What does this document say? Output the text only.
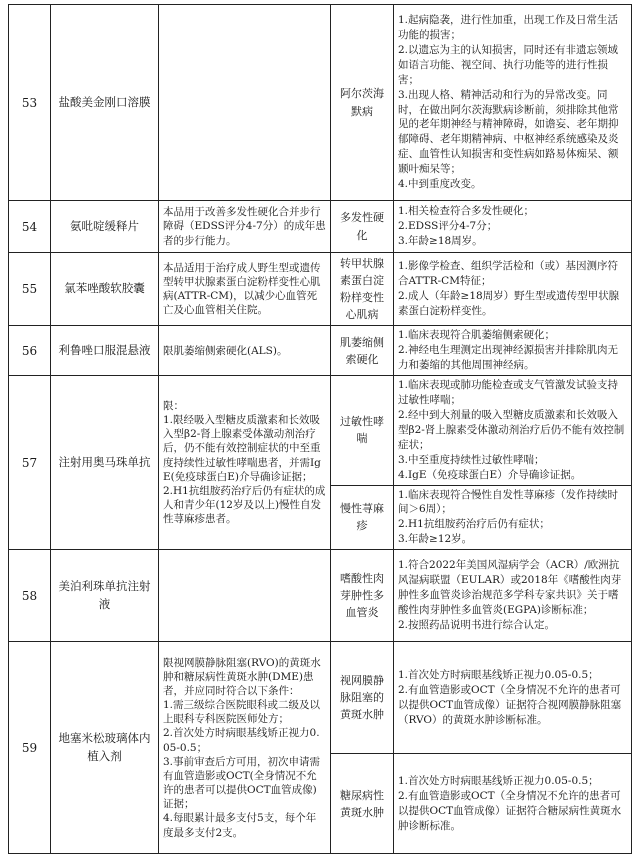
53	盐酸美金刚口溶膜		阿尔茨海默病	1.起病隐袭，进行性加重，出现工作及日常生活功能的损害；
2.以遗忘为主的认知损害，同时还有非遗忘领域如语言功能、视空间、执行功能等的进行性损害；
3.出现人格、精神活动和行为的异常改变。同时，在做出阿尔茨海默病诊断前，须排除其他常见的老年期神经与精神障碍，如谵妄、老年期抑郁障碍、老年期精神病、中枢神经系统感染及炎症、血管性认知损害和变性病如路易体痴呆、额颞叶痴呆等；
4.中到重度改变。

54	氨吡啶缓释片	本品用于改善多发性硬化合并步行障碍（EDSS评分4-7分）的成年患者的步行能力。	多发性硬化	1.相关检查符合多发性硬化；
2.EDSS评分4-7分；
3.年龄≥18周岁。

55	氯苯唑酸软胶囊	本品适用于治疗成人野生型或遗传型转甲状腺素蛋白淀粉样变性心肌病(ATTR-CM)，以减少心血管死亡及心血管相关住院。	转甲状腺素蛋白淀粉样变性心肌病	1.影像学检查、组织学活检和（或）基因测序符合ATTR-CM特征；
2.成人（年龄≥18周岁）野生型或遗传型甲状腺素蛋白淀粉样变性。

56	利鲁唑口服混悬液	限肌萎缩侧索硬化(ALS)。	肌萎缩侧索硬化	1.临床表现符合肌萎缩侧索硬化；
2.神经电生理测定出现神经源损害并排除肌肉无力和萎缩的其他周围神经病。

57	注射用奥马珠单抗	限：
1.限经吸入型糖皮质激素和长效吸入型β2-肾上腺素受体激动剂治疗后，仍不能有效控制症状的中至重度持续性过敏性哮喘患者，并需IgE(免疫球蛋白E)介导确诊证据；
2.H1抗组胺药治疗后仍有症状的成人和青少年(12岁及以上)慢性自发性荨麻疹患者。	过敏性哮喘	1.临床表现或肺功能检查或支气管激发试验支持过敏性哮喘；
2.经中到大剂量的吸入型糖皮质激素和长效吸入型β2-肾上腺素受体激动剂治疗后仍不能有效控制症状；
3.中至重度持续性过敏性哮喘；
4.IgE（免疫球蛋白E）介导确诊证据。

			慢性荨麻疹	1.临床表现符合慢性自发性荨麻疹（发作持续时间＞6周）；
2.H1抗组胺药治疗后仍有症状；
3.年龄≥12岁。

58	美泊利珠单抗注射液		嗜酸性肉芽肿性多血管炎	1.符合2022年美国风湿病学会（ACR）/欧洲抗风湿病联盟（EULAR）或2018年《嗜酸性肉芽肿性多血管炎诊治规范多学科专家共识》关于嗜酸性肉芽肿性多血管炎(EGPA)诊断标准；
2.按照药品说明书进行综合认定。

59	地塞米松玻璃体内植入剂	限视网膜静脉阻塞(RVO)的黄斑水肿和糖尿病性黄斑水肿(DME)患者，并应同时符合以下条件：
1.需三级综合医院眼科或二级及以上眼科专科医院医师处方；
2.首次处方时病眼基线矫正视力0.05-0.5；
3.事前审查后方可用，初次申请需有血管造影或OCT(全身情况不允许的患者可以提供OCT血管成像)证据；
4.每眼累计最多支付5支，每个年度最多支付2支。	视网膜静脉阻塞的黄斑水肿	1.首次处方时病眼基线矫正视力0.05-0.5；
2.有血管造影或OCT（全身情况不允许的患者可以提供OCT血管成像）证据符合视网膜静脉阻塞（RVO）的黄斑水肿诊断标准。

			糖尿病性黄斑水肿	1.首次处方时病眼基线矫正视力0.05-0.5；
2.有血管造影或OCT（全身情况不允许的患者可以提供OCT血管成像）证据符合糖尿病性黄斑水肿诊断标准。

------------------------------------------------------------

## Requirements
State how many lines of the listing above include the word "全身情况不允许的患者可以提供OCT血管成像". Give nothing but the number.

## Completed exercise
3